-- begin SOURCE DATA --

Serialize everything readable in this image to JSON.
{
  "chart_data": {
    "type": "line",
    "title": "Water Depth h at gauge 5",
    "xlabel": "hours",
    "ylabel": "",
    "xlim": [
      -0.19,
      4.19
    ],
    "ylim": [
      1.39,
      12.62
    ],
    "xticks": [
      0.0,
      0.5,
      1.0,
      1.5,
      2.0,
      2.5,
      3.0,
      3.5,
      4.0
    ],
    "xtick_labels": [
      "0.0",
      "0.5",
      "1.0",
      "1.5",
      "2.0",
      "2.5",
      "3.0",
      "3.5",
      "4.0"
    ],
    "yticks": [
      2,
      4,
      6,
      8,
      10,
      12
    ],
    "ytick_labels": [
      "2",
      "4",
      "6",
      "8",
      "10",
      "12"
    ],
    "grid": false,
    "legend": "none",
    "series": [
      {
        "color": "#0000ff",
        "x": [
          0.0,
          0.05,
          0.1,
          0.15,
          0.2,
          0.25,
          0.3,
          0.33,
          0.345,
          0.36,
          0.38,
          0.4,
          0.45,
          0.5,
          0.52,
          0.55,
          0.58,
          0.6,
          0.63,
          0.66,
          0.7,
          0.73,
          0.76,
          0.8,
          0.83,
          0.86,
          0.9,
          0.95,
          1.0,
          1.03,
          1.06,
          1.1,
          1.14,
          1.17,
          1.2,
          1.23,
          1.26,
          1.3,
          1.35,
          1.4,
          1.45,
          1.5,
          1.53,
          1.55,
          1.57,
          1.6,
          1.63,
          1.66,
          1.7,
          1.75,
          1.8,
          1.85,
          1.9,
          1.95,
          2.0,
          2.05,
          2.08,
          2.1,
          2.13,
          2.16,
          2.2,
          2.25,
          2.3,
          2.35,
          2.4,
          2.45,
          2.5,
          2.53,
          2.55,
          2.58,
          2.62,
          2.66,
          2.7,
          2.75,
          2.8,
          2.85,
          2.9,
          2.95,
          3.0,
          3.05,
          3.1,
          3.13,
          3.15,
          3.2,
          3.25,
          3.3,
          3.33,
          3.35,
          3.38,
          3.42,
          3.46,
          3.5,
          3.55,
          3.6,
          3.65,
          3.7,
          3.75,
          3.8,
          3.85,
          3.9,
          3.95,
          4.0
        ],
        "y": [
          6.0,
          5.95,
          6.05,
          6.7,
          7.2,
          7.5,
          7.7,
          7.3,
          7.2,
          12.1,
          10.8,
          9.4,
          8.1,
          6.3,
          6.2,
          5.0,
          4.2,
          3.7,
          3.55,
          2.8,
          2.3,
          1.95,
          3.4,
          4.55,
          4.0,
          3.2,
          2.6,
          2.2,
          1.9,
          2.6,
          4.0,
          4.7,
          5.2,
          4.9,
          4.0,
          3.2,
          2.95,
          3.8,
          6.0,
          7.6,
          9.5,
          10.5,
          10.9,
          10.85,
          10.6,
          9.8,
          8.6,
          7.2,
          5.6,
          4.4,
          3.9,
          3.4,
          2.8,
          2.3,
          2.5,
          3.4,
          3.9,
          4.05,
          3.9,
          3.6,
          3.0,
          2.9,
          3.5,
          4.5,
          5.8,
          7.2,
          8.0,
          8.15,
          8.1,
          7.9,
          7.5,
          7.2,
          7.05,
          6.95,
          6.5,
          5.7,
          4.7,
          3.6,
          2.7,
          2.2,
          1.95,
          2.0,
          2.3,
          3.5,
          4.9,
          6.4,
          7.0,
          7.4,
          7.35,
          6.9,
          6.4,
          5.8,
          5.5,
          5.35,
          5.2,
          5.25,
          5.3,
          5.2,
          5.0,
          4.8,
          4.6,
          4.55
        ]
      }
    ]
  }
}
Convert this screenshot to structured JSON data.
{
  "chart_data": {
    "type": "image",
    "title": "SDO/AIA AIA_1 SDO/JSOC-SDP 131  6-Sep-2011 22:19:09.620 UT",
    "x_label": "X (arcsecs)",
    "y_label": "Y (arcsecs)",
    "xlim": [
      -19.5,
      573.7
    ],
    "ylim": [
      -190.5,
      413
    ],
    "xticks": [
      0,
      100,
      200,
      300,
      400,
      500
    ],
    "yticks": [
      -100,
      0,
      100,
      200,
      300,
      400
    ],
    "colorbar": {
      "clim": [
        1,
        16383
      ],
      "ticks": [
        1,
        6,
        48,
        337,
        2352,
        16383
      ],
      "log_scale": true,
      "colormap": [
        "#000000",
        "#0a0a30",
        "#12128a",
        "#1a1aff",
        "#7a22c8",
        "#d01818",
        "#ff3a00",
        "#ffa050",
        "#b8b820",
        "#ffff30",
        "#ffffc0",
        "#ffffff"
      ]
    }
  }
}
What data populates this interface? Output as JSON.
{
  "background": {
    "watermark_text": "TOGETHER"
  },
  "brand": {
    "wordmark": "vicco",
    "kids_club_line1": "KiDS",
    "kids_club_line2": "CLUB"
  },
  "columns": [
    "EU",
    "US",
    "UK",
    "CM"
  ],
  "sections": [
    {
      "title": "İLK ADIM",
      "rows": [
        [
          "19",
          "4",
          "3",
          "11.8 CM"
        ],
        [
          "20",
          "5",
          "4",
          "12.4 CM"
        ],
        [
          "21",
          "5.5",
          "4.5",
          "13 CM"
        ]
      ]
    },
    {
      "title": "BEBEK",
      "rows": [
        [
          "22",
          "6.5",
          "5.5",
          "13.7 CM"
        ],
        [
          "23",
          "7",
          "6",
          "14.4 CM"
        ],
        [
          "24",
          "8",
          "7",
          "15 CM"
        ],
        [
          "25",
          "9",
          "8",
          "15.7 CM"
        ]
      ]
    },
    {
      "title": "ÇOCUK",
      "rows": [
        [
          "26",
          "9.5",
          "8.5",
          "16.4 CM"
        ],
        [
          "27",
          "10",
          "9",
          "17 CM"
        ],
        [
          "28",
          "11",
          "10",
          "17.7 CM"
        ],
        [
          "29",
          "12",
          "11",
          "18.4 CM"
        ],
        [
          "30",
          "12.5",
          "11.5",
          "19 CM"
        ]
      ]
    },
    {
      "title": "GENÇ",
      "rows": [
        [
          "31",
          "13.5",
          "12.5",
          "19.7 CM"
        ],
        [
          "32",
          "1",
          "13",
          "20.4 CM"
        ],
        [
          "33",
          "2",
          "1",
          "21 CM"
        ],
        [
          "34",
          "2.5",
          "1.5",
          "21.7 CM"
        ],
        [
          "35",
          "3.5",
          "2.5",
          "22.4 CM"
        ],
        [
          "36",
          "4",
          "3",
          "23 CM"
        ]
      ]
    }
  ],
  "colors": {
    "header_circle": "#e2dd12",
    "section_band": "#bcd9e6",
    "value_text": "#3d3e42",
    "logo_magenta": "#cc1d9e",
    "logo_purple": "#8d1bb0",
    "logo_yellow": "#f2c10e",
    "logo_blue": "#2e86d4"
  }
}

-- end SOURCE DATA --

▸ TASK TO CARRY OUT: The entries above should be repeated exactly, every one of them.

▸ FULL OUTPUT:
Serialize everything readable in this image to JSON.
{
  "chart_data": {
    "type": "line",
    "title": "Water Depth h at gauge 5",
    "xlabel": "hours",
    "ylabel": "",
    "xlim": [
      -0.19,
      4.19
    ],
    "ylim": [
      1.39,
      12.62
    ],
    "xticks": [
      0.0,
      0.5,
      1.0,
      1.5,
      2.0,
      2.5,
      3.0,
      3.5,
      4.0
    ],
    "xtick_labels": [
      "0.0",
      "0.5",
      "1.0",
      "1.5",
      "2.0",
      "2.5",
      "3.0",
      "3.5",
      "4.0"
    ],
    "yticks": [
      2,
      4,
      6,
      8,
      10,
      12
    ],
    "ytick_labels": [
      "2",
      "4",
      "6",
      "8",
      "10",
      "12"
    ],
    "grid": false,
    "legend": "none",
    "series": [
      {
        "color": "#0000ff",
        "x": [
          0.0,
          0.05,
          0.1,
          0.15,
          0.2,
          0.25,
          0.3,
          0.33,
          0.345,
          0.36,
          0.38,
          0.4,
          0.45,
          0.5,
          0.52,
          0.55,
          0.58,
          0.6,
          0.63,
          0.66,
          0.7,
          0.73,
          0.76,
          0.8,
          0.83,
          0.86,
          0.9,
          0.95,
          1.0,
          1.03,
          1.06,
          1.1,
          1.14,
          1.17,
          1.2,
          1.23,
          1.26,
          1.3,
          1.35,
          1.4,
          1.45,
          1.5,
          1.53,
          1.55,
          1.57,
          1.6,
          1.63,
          1.66,
          1.7,
          1.75,
          1.8,
          1.85,
          1.9,
          1.95,
          2.0,
          2.05,
          2.08,
          2.1,
          2.13,
          2.16,
          2.2,
          2.25,
          2.3,
          2.35,
          2.4,
          2.45,
          2.5,
          2.53,
          2.55,
          2.58,
          2.62,
          2.66,
          2.7,
          2.75,
          2.8,
          2.85,
          2.9,
          2.95,
          3.0,
          3.05,
          3.1,
          3.13,
          3.15,
          3.2,
          3.25,
          3.3,
          3.33,
          3.35,
          3.38,
          3.42,
          3.46,
          3.5,
          3.55,
          3.6,
          3.65,
          3.7,
          3.75,
          3.8,
          3.85,
          3.9,
          3.95,
          4.0
        ],
        "y": [
          6.0,
          5.95,
          6.05,
          6.7,
          7.2,
          7.5,
          7.7,
          7.3,
          7.2,
          12.1,
          10.8,
          9.4,
          8.1,
          6.3,
          6.2,
          5.0,
          4.2,
          3.7,
          3.55,
          2.8,
          2.3,
          1.95,
          3.4,
          4.55,
          4.0,
          3.2,
          2.6,
          2.2,
          1.9,
          2.6,
          4.0,
          4.7,
          5.2,
          4.9,
          4.0,
          3.2,
          2.95,
          3.8,
          6.0,
          7.6,
          9.5,
          10.5,
          10.9,
          10.85,
          10.6,
          9.8,
          8.6,
          7.2,
          5.6,
          4.4,
          3.9,
          3.4,
          2.8,
          2.3,
          2.5,
          3.4,
          3.9,
          4.05,
          3.9,
          3.6,
          3.0,
          2.9,
          3.5,
          4.5,
          5.8,
          7.2,
          8.0,
          8.15,
          8.1,
          7.9,
          7.5,
          7.2,
          7.05,
          6.95,
          6.5,
          5.7,
          4.7,
          3.6,
          2.7,
          2.2,
          1.95,
          2.0,
          2.3,
          3.5,
          4.9,
          6.4,
          7.0,
          7.4,
          7.35,
          6.9,
          6.4,
          5.8,
          5.5,
          5.35,
          5.2,
          5.25,
          5.3,
          5.2,
          5.0,
          4.8,
          4.6,
          4.55
        ]
      }
    ]
  }
}
Convert this screenshot to structured JSON data.
{
  "chart_data": {
    "type": "image",
    "title": "SDO/AIA AIA_1 SDO/JSOC-SDP 131  6-Sep-2011 22:19:09.620 UT",
    "x_label": "X (arcsecs)",
    "y_label": "Y (arcsecs)",
    "xlim": [
      -19.5,
      573.7
    ],
    "ylim": [
      -190.5,
      413
    ],
    "xticks": [
      0,
      100,
      200,
      300,
      400,
      500
    ],
    "yticks": [
      -100,
      0,
      100,
      200,
      300,
      400
    ],
    "colorbar": {
      "clim": [
        1,
        16383
      ],
      "ticks": [
        1,
        6,
        48,
        337,
        2352,
        16383
      ],
      "log_scale": true,
      "colormap": [
        "#000000",
        "#0a0a30",
        "#12128a",
        "#1a1aff",
        "#7a22c8",
        "#d01818",
        "#ff3a00",
        "#ffa050",
        "#b8b820",
        "#ffff30",
        "#ffffc0",
        "#ffffff"
      ]
    }
  }
}
What data populates this interface? Output as JSON.
{
  "background": {
    "watermark_text": "TOGETHER"
  },
  "brand": {
    "wordmark": "vicco",
    "kids_club_line1": "KiDS",
    "kids_club_line2": "CLUB"
  },
  "columns": [
    "EU",
    "US",
    "UK",
    "CM"
  ],
  "sections": [
    {
      "title": "İLK ADIM",
      "rows": [
        [
          "19",
          "4",
          "3",
          "11.8 CM"
        ],
        [
          "20",
          "5",
          "4",
          "12.4 CM"
        ],
        [
          "21",
          "5.5",
          "4.5",
          "13 CM"
        ]
      ]
    },
    {
      "title": "BEBEK",
      "rows": [
        [
          "22",
          "6.5",
          "5.5",
          "13.7 CM"
        ],
        [
          "23",
          "7",
          "6",
          "14.4 CM"
        ],
        [
          "24",
          "8",
          "7",
          "15 CM"
        ],
        [
          "25",
          "9",
          "8",
          "15.7 CM"
        ]
      ]
    },
    {
      "title": "ÇOCUK",
      "rows": [
        [
          "26",
          "9.5",
          "8.5",
          "16.4 CM"
        ],
        [
          "27",
          "10",
          "9",
          "17 CM"
        ],
        [
          "28",
          "11",
          "10",
          "17.7 CM"
        ],
        [
          "29",
          "12",
          "11",
          "18.4 CM"
        ],
        [
          "30",
          "12.5",
          "11.5",
          "19 CM"
        ]
      ]
    },
    {
      "title": "GENÇ",
      "rows": [
        [
          "31",
          "13.5",
          "12.5",
          "19.7 CM"
        ],
        [
          "32",
          "1",
          "13",
          "20.4 CM"
        ],
        [
          "33",
          "2",
          "1",
          "21 CM"
        ],
        [
          "34",
          "2.5",
          "1.5",
          "21.7 CM"
        ],
        [
          "35",
          "3.5",
          "2.5",
          "22.4 CM"
        ],
        [
          "36",
          "4",
          "3",
          "23 CM"
        ]
      ]
    }
  ],
  "colors": {
    "header_circle": "#e2dd12",
    "section_band": "#bcd9e6",
    "value_text": "#3d3e42",
    "logo_magenta": "#cc1d9e",
    "logo_purple": "#8d1bb0",
    "logo_yellow": "#f2c10e",
    "logo_blue": "#2e86d4"
  }
}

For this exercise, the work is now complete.